WORK INSTRUCTIONS -
Can you copy out, character for character, the lines of the records from the line with "y-tick-label: -0.60 [181, 124, 196, 131]" to the line with "x-tick-label: N [513, 354, 518, 361]", including both of those lines?

MATERIAL FOR THIS TASK -
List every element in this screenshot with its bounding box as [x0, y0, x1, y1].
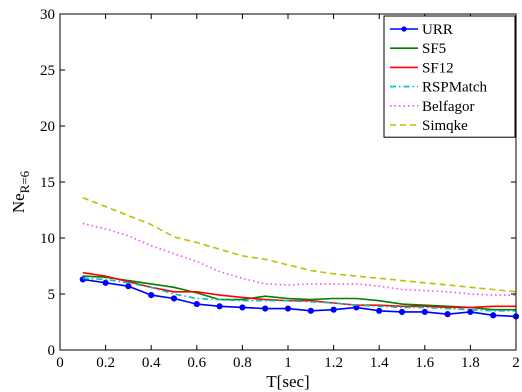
y-tick-label: 15 [40, 175, 55, 191]
data-point [467, 308, 474, 316]
legend-label: SF5 [422, 41, 446, 57]
x-tick-label: 1.4 [370, 355, 389, 371]
legend-label: URR [422, 22, 453, 38]
y-tick-label: 5 [48, 287, 56, 303]
x-tick-label: 1 [284, 355, 292, 371]
data-point [330, 306, 337, 313]
y-tick-label: 20 [40, 119, 55, 135]
x-tick-label: 1.6 [415, 355, 434, 371]
x-tick-label: 1.8 [461, 355, 480, 371]
y-tick-label: 25 [40, 63, 55, 79]
legend-label: Simqke [422, 118, 468, 134]
legend-label: Belfagor [422, 99, 474, 115]
series-rspmatch [82, 277, 516, 312]
legend: URR SF5 SF12 RSPMatch Belfagor Simqke [383, 15, 516, 138]
legend-label: SF12 [422, 60, 454, 76]
y-axis-label-subscript: R=6 [17, 170, 32, 193]
data-point [148, 292, 155, 299]
legend-entry-simqke: Simqke [390, 118, 468, 134]
series-line-urr [82, 278, 517, 318]
x-axis-label: T[sec] [266, 372, 309, 391]
series-simqke [82, 196, 517, 293]
x-tick-label: 0.8 [233, 355, 252, 371]
y-axis-label: NeR=6 [9, 170, 32, 213]
x-tick-label: 0.4 [142, 355, 161, 371]
series-sf5 [82, 275, 516, 311]
data-point [125, 283, 132, 290]
x-tick-label: 1.2 [324, 355, 343, 371]
series-line-simqke [82, 196, 517, 293]
y-tick-label: 0 [48, 343, 56, 359]
x-tick-label: 2 [512, 355, 520, 371]
x-tick-label: 0.2 [96, 355, 115, 371]
x-tick-label: 0 [56, 355, 64, 371]
data-point [398, 308, 406, 316]
data-point [307, 307, 314, 314]
legend-entry-belfagor: Belfagor [390, 99, 474, 115]
series-layer [79, 196, 520, 320]
data-point [170, 295, 178, 302]
data-point [444, 311, 451, 318]
legend-entry-sf12: SF12 [390, 60, 454, 76]
data-point [376, 307, 383, 314]
data-point [193, 300, 200, 308]
data-point [421, 308, 428, 316]
data-point [262, 305, 269, 312]
legend-box [383, 15, 516, 138]
y-axis-label-main: Ne [9, 193, 28, 213]
data-point [239, 304, 246, 311]
series-line-rspmatch [82, 277, 516, 312]
data-point [216, 303, 223, 310]
legend-entry-sf5: SF5 [390, 41, 446, 57]
series-line-sf5 [82, 275, 516, 311]
data-point [490, 312, 497, 319]
legend-entry-urr: URR [390, 22, 453, 38]
data-point [102, 279, 109, 286]
y-tick-label: 10 [40, 231, 55, 247]
legend-label: RSPMatch [422, 80, 488, 96]
x-tick-label: 0.6 [187, 355, 206, 371]
legend-marker [401, 26, 407, 32]
legend-entry-rspmatch: RSPMatch [390, 80, 488, 96]
data-point [284, 305, 292, 312]
y-tick-label: 30 [40, 7, 55, 23]
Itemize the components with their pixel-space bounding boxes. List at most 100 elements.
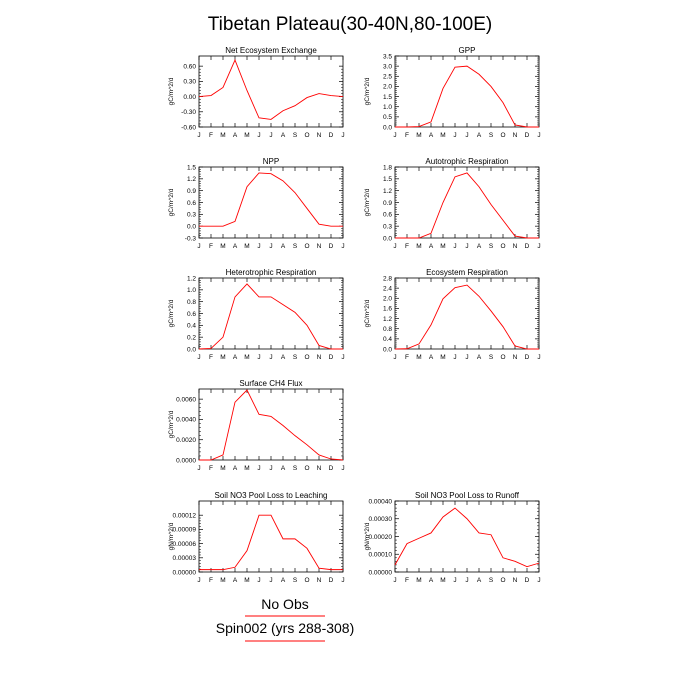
y-tick-label: -0.60 [181, 124, 196, 131]
y-axis-label: gC/m^2/d [364, 77, 371, 105]
x-tick-label: A [233, 577, 238, 584]
x-tick-label: F [209, 465, 213, 472]
y-axis-label: gC/m^2/d [364, 188, 371, 216]
panel-title: Net Ecosystem Exchange [225, 46, 317, 55]
x-tick-label: A [477, 132, 482, 139]
y-tick-label: 0.00012 [173, 513, 197, 520]
x-tick-label: J [465, 243, 468, 250]
x-tick-label: S [293, 243, 298, 250]
panel-3: NPP-0.30.00.30.60.91.21.5gC/m^2/dJ F M A M J J… [168, 157, 345, 250]
y-tick-label: 0.8 [187, 299, 196, 306]
x-tick-label: A [233, 354, 238, 361]
x-tick-label: J [453, 354, 456, 361]
y-axis-label: gC/m^2/d [168, 410, 175, 438]
panel-4: Autotrophic Respiration 0.0 0.3 0.6 0.9 1.2 1.… [364, 157, 541, 250]
legend-model-label: Spin002 (yrs 288-308) [216, 620, 355, 636]
x-tick-label: M [440, 243, 445, 250]
x-tick-label: N [317, 465, 322, 472]
y-tick-label: 1.5 [383, 176, 392, 183]
plot-frame [198, 388, 344, 461]
plot-frame [394, 500, 540, 573]
y-tick-label: 3.0 [383, 63, 392, 70]
y-axis-label: gC/m^2/d [168, 299, 175, 327]
y-tick-label: 0.00010 [369, 552, 393, 559]
panel-title: Autotrophic Respiration [425, 157, 508, 166]
x-tick-label: A [281, 243, 286, 250]
x-tick-label: N [513, 354, 518, 361]
x-tick-label: J [393, 577, 396, 584]
x-tick-label: A [429, 243, 434, 250]
series-line [199, 172, 343, 227]
y-tick-label: 1.5 [383, 94, 392, 101]
x-tick-label: J [257, 465, 260, 472]
x-tick-label: A [477, 243, 482, 250]
y-tick-label: 0.9 [187, 188, 196, 195]
y-tick-label: 0.0060 [176, 396, 196, 403]
x-tick-label: F [405, 577, 409, 584]
x-tick-label: J [453, 577, 456, 584]
x-tick-label: M [440, 132, 445, 139]
x-tick-label: J [537, 354, 540, 361]
series-line [198, 283, 343, 350]
panel-title: Ecosystem Respiration [426, 268, 508, 277]
y-tick-label: 1.5 [187, 164, 196, 171]
x-tick-label: A [281, 354, 286, 361]
x-tick-label: S [293, 354, 298, 361]
x-tick-label: J [393, 354, 396, 361]
plot-frame [198, 55, 344, 128]
plot-frame [198, 500, 344, 573]
panel-title: GPP [459, 46, 476, 55]
x-tick-label: J [465, 354, 468, 361]
series-line [394, 284, 539, 350]
x-tick-label: D [525, 132, 530, 139]
x-tick-label: J [269, 465, 272, 472]
x-tick-label: F [405, 243, 409, 250]
series-line [199, 389, 344, 461]
panel-10: Soil NO3 Pool Loss to Runoff 0.00000 0.000… [364, 491, 541, 584]
x-tick-label: A [429, 354, 434, 361]
y-tick-label: 0.0040 [176, 417, 196, 424]
x-tick-label: M [220, 132, 225, 139]
panel-title: NPP [263, 157, 279, 166]
x-tick-label: M [416, 354, 421, 361]
x-tick-label: N [317, 577, 322, 584]
y-tick-label: 0.8 [383, 326, 392, 333]
series-line [395, 172, 539, 239]
x-tick-label: J [393, 243, 396, 250]
x-tick-label: M [244, 354, 249, 361]
x-tick-label: N [513, 577, 518, 584]
y-tick-label: 0.00 [183, 94, 196, 101]
x-tick-label: J [197, 243, 200, 250]
y-tick-label: -0.3 [185, 235, 197, 242]
x-tick-label: J [453, 132, 456, 139]
y-axis-label: gC/m^2/d [168, 188, 175, 216]
x-tick-label: A [281, 577, 286, 584]
x-tick-label: O [500, 354, 505, 361]
y-tick-label: 0.00030 [369, 516, 393, 523]
x-tick-label: M [416, 577, 421, 584]
x-tick-label: J [197, 577, 200, 584]
panel-6: Ecosystem Respiration 0.0 0.4 0.8 1.2 1.6 2.0 2… [364, 268, 541, 361]
x-tick-label: J [269, 354, 272, 361]
y-tick-label: 0.3 [383, 223, 392, 230]
y-tick-label: 0.0020 [176, 437, 196, 444]
x-tick-label: M [416, 243, 421, 250]
y-tick-label: 0.9 [383, 200, 392, 207]
y-tick-label: 0.0 [383, 124, 392, 131]
y-tick-label: 2.8 [383, 275, 392, 282]
y-tick-label: 1.6 [383, 306, 392, 313]
y-tick-label: -0.30 [181, 109, 196, 116]
x-tick-label: J [197, 132, 200, 139]
x-tick-label: A [233, 243, 238, 250]
panel-7: Surface CH4 Flux 0.0000 0.0020 0.0040 0.0060… [168, 379, 345, 472]
x-tick-label: J [257, 354, 260, 361]
y-tick-label: 0.00000 [173, 569, 197, 576]
plot-frame [394, 166, 540, 239]
x-tick-label: O [304, 465, 309, 472]
x-tick-label: N [513, 132, 518, 139]
y-tick-label: 0.6 [187, 311, 196, 318]
x-tick-label: M [220, 577, 225, 584]
x-tick-label: F [209, 354, 213, 361]
x-tick-label: D [329, 132, 334, 139]
x-tick-label: M [244, 577, 249, 584]
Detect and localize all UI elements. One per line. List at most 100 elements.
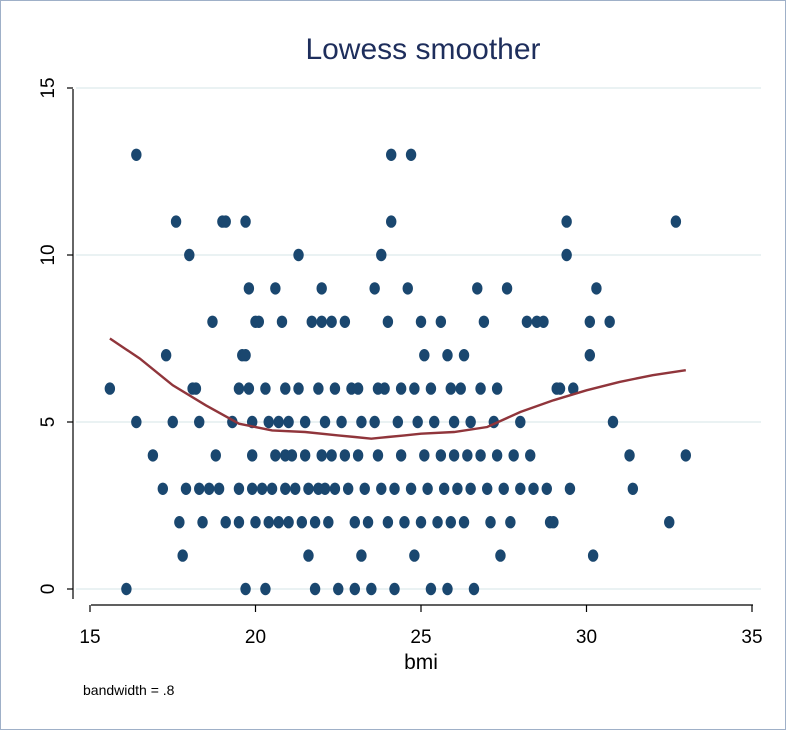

THE COMPLETED TASK -
y-tick-label: -0.60 [181, 124, 196, 131]
y-axis-label: gC/m^2/d [364, 77, 371, 105]
x-tick-label: A [233, 577, 238, 584]
x-tick-label: F [209, 465, 213, 472]
y-axis-label: gC/m^2/d [364, 188, 371, 216]
panel-title: Net Ecosystem Exchange [225, 46, 317, 55]
x-tick-label: A [477, 132, 482, 139]
y-tick-label: 0.00012 [173, 513, 197, 520]
x-tick-label: J [465, 243, 468, 250]
x-tick-label: S [293, 243, 298, 250]
panel-3: NPP-0.30.00.30.60.91.21.5gC/m^2/dJ F M A M J J… [168, 157, 345, 250]
y-tick-label: 0.8 [187, 299, 196, 306]
x-tick-label: A [233, 354, 238, 361]
x-tick-label: J [453, 354, 456, 361]
y-axis-label: gC/m^2/d [168, 410, 175, 438]
panel-4: Autotrophic Respiration 0.0 0.3 0.6 0.9 1.2 1.… [364, 157, 541, 250]
legend-model-label: Spin002 (yrs 288-308) [216, 620, 355, 636]
x-tick-label: M [440, 243, 445, 250]
x-tick-label: N [317, 465, 322, 472]
y-tick-label: 1.5 [383, 176, 392, 183]
plot-frame [198, 388, 344, 461]
plot-frame [394, 500, 540, 573]
y-tick-label: 3.0 [383, 63, 392, 70]
y-axis-label: gC/m^2/d [168, 299, 175, 327]
y-tick-label: 0.00010 [369, 552, 393, 559]
panel-title: Autotrophic Respiration [425, 157, 508, 166]
x-tick-label: A [281, 243, 286, 250]
x-tick-label: N [513, 354, 518, 361]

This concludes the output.